Review the listing and copy each line that holds the word "Territory".

++++ DATASET RECORDS ++++

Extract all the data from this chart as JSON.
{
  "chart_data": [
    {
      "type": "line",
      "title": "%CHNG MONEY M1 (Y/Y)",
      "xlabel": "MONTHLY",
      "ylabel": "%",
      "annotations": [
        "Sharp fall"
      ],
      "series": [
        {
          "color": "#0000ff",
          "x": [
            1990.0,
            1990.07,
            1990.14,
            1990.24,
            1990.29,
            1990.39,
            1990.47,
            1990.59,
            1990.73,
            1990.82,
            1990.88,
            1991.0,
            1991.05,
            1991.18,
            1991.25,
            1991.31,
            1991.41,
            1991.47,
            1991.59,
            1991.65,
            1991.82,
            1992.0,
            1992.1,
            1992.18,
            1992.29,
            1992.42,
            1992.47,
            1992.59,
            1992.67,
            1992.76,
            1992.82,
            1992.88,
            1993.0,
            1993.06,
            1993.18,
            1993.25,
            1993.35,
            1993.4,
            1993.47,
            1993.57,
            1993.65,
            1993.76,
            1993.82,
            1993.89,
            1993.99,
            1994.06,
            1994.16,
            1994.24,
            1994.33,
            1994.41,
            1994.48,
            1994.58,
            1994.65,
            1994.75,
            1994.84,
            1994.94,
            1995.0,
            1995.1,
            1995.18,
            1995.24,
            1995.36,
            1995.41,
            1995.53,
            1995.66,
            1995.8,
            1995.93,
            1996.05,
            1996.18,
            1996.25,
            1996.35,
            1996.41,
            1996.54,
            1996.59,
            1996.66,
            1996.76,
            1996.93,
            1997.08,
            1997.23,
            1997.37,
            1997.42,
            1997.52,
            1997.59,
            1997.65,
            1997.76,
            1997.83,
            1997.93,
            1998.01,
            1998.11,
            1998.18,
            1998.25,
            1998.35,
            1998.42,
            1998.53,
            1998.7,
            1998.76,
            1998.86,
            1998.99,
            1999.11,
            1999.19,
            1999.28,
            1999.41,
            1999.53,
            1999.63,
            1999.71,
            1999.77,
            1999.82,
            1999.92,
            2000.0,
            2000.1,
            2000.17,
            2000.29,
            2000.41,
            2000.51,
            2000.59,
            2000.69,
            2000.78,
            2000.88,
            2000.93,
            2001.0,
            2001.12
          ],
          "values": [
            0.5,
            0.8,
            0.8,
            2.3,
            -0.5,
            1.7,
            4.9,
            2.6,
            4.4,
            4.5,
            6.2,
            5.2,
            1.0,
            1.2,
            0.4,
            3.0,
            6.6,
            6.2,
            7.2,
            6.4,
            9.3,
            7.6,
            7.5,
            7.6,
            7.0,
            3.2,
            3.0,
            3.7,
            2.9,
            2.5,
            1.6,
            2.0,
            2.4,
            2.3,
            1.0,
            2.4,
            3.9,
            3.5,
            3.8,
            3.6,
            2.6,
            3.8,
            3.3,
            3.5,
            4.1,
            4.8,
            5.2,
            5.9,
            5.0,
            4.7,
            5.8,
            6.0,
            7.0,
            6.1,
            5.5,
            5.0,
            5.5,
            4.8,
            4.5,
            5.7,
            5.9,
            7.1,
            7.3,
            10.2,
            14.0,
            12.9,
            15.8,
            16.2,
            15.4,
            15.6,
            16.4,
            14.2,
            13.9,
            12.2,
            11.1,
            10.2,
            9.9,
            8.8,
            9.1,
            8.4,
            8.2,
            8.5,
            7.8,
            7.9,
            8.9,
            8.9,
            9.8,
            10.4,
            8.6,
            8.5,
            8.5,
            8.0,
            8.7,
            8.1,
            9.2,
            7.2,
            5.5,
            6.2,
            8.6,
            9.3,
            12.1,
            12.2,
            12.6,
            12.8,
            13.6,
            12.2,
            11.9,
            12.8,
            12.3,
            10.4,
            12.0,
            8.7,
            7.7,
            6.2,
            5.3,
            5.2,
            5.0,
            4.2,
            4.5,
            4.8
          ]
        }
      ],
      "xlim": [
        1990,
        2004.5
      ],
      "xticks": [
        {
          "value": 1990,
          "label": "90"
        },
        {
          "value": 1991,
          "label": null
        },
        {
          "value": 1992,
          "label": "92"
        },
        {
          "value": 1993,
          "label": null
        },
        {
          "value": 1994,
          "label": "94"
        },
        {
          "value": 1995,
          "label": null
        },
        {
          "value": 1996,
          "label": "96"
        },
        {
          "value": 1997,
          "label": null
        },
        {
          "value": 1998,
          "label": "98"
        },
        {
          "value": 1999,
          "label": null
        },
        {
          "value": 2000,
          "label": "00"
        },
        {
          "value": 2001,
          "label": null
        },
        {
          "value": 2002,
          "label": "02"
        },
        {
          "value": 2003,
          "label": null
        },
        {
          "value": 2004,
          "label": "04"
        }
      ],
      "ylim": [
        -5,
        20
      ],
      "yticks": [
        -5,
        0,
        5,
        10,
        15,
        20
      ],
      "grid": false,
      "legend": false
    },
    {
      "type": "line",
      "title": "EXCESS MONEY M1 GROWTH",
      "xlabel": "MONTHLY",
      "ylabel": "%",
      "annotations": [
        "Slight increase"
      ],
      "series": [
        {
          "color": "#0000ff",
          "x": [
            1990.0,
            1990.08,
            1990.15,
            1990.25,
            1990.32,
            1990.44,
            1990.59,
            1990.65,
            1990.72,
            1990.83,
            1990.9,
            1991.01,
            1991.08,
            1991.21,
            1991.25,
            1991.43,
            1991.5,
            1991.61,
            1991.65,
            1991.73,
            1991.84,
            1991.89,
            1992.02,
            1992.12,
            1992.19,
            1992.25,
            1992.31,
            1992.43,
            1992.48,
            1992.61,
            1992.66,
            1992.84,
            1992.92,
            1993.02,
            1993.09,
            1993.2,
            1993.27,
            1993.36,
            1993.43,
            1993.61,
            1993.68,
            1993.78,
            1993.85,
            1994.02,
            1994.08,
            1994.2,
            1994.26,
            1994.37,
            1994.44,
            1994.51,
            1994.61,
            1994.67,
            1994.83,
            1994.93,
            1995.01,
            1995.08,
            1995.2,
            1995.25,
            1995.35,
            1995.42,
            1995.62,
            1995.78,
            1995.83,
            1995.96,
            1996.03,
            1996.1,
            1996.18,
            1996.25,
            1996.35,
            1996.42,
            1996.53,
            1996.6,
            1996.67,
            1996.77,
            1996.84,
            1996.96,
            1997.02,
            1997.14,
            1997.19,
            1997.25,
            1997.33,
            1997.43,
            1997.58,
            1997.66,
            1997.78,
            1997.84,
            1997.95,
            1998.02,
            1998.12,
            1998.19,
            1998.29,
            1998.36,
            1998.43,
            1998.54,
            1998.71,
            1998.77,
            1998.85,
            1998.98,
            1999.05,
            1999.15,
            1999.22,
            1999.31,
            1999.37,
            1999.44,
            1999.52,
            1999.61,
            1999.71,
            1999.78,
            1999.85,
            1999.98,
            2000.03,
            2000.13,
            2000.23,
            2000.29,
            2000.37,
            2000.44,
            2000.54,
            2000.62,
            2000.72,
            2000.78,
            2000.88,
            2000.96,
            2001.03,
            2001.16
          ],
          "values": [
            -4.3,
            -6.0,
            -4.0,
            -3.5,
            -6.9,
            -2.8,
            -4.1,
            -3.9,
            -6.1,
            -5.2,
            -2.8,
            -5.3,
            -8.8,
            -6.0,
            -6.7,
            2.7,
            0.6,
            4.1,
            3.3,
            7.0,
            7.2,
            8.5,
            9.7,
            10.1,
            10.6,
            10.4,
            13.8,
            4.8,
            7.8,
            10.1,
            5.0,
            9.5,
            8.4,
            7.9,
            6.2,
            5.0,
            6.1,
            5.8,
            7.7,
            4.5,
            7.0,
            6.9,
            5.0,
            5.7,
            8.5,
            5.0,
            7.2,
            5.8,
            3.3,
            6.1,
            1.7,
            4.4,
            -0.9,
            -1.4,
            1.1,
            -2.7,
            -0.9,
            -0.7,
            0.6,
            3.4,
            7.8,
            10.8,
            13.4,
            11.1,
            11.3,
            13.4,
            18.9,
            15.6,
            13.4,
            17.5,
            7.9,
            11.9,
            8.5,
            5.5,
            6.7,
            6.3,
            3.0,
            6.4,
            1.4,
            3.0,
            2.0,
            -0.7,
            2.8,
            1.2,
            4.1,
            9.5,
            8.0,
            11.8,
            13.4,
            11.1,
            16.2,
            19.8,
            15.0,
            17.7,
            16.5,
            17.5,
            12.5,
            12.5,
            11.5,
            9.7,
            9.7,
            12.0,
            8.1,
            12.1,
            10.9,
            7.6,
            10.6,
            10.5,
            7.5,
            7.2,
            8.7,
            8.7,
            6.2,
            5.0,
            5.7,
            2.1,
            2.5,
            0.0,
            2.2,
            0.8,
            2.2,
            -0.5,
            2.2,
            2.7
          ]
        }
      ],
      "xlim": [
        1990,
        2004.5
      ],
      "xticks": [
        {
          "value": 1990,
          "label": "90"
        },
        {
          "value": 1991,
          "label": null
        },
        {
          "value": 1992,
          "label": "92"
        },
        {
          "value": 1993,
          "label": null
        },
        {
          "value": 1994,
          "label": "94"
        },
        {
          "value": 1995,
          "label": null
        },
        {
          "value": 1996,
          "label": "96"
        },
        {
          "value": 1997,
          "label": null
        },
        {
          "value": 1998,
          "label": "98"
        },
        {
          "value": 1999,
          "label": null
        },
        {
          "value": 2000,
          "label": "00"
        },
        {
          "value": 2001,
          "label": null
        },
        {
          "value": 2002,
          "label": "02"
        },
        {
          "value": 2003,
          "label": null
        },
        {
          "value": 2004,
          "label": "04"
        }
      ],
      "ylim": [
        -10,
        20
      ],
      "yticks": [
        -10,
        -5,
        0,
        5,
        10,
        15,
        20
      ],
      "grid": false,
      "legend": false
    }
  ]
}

++++
++++ DATASET RECORDS ++++

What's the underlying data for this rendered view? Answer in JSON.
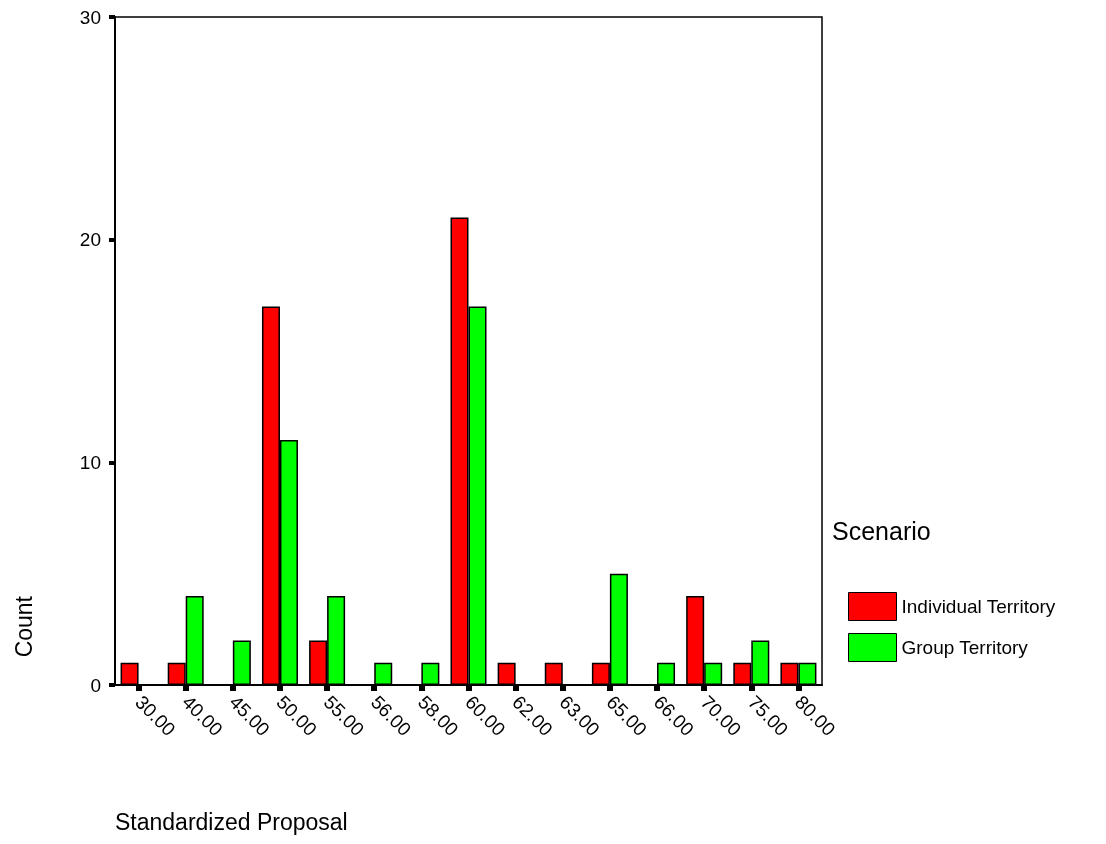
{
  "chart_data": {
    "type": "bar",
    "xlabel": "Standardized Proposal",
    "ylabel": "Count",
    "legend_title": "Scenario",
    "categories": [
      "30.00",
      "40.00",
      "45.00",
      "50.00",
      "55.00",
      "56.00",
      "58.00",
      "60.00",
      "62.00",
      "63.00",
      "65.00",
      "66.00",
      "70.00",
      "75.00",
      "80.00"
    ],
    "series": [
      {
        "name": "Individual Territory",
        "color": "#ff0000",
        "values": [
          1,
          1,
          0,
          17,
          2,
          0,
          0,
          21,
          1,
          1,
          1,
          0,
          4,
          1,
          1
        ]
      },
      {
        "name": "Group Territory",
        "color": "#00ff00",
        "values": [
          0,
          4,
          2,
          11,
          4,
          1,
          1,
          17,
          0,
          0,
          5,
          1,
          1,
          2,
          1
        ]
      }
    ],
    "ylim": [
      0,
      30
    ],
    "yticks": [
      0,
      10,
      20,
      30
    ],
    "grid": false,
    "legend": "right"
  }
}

++++
++++ DATASET RECORDS ++++

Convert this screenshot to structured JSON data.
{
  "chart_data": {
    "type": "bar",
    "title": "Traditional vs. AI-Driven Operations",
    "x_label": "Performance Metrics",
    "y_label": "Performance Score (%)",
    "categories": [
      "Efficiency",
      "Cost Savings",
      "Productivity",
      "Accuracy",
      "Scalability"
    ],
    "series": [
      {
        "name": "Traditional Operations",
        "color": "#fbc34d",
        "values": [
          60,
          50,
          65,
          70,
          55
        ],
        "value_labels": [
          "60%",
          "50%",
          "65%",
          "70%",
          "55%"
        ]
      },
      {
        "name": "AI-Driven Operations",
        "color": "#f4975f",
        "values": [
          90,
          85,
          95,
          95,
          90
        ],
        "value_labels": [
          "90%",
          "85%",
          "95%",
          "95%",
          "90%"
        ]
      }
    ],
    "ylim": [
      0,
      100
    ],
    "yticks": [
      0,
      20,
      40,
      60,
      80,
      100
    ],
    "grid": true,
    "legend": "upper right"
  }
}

++++

- [ANSWER TO THIS EXERCISE]
        "name": "Individual Territory",
        "name": "Group Territory",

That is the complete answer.